(Records from a data source)
>>>

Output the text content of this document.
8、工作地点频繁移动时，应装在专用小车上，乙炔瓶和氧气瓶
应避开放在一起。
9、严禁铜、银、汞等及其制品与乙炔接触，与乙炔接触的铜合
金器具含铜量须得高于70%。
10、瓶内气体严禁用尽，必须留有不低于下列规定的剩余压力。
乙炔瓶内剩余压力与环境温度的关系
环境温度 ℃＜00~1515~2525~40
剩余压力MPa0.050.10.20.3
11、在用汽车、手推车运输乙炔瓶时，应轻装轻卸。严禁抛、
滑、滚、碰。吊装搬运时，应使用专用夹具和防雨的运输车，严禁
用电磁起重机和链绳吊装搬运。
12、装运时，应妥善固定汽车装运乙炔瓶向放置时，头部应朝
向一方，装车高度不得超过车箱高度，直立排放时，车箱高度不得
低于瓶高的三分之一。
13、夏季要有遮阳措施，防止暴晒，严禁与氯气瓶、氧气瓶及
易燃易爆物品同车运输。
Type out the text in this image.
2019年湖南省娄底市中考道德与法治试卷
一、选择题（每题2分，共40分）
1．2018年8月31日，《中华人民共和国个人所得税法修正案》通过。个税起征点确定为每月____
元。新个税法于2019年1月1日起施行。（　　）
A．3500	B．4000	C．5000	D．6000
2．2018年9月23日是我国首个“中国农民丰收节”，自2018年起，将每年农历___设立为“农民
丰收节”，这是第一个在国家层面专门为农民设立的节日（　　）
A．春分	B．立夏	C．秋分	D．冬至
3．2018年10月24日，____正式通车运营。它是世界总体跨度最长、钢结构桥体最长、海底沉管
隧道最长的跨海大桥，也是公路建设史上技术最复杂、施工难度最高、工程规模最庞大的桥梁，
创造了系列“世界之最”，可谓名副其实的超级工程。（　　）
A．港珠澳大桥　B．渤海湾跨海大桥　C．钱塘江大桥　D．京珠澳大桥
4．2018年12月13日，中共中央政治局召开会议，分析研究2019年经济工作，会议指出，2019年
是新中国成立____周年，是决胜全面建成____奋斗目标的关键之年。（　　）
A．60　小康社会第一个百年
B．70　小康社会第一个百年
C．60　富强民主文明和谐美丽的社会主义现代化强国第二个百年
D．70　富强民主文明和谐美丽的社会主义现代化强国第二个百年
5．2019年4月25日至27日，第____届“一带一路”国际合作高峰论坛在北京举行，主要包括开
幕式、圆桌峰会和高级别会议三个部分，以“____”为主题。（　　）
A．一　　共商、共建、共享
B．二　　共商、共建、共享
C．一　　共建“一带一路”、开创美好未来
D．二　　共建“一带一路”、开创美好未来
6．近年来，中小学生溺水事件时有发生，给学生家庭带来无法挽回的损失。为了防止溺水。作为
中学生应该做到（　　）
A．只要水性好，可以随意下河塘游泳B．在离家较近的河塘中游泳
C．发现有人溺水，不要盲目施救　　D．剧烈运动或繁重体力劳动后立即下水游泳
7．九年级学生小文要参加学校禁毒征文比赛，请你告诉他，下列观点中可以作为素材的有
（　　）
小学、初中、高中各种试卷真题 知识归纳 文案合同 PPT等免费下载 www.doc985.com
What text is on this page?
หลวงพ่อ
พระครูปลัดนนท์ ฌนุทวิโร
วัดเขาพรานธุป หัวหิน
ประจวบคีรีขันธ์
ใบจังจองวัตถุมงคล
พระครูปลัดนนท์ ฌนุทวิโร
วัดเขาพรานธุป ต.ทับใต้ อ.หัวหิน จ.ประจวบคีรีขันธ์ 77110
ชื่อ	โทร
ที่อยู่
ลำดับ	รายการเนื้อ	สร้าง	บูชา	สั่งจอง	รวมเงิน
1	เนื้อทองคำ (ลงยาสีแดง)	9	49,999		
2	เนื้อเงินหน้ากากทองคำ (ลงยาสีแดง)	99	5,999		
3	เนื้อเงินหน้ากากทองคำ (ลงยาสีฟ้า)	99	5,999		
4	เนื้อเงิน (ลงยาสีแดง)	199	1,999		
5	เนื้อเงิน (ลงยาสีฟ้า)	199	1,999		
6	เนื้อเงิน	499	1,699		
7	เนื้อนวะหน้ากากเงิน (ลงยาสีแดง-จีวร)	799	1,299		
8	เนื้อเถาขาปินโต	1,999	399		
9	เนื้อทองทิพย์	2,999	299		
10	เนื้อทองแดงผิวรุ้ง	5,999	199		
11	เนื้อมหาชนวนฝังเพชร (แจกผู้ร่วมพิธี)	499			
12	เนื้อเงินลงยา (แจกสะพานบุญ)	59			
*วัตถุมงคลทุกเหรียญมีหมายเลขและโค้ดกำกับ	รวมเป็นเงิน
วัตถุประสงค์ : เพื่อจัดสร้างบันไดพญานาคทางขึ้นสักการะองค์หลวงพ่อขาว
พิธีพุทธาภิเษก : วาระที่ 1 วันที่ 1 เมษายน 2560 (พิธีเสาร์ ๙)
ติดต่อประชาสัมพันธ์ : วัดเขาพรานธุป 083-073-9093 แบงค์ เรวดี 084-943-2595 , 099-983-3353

<<<

*TASK INSTRUCTIONS*: Identify all lines where the word "ประจวบค" shows up. Copy them.

*SOLUTION TO THIS EXERCISE*:
ประจวบคีรีขันธ์
วัดเขาพรานธุป ต.ทับใต้ อ.หัวหิน จ.ประจวบคีรีขันธ์ 77110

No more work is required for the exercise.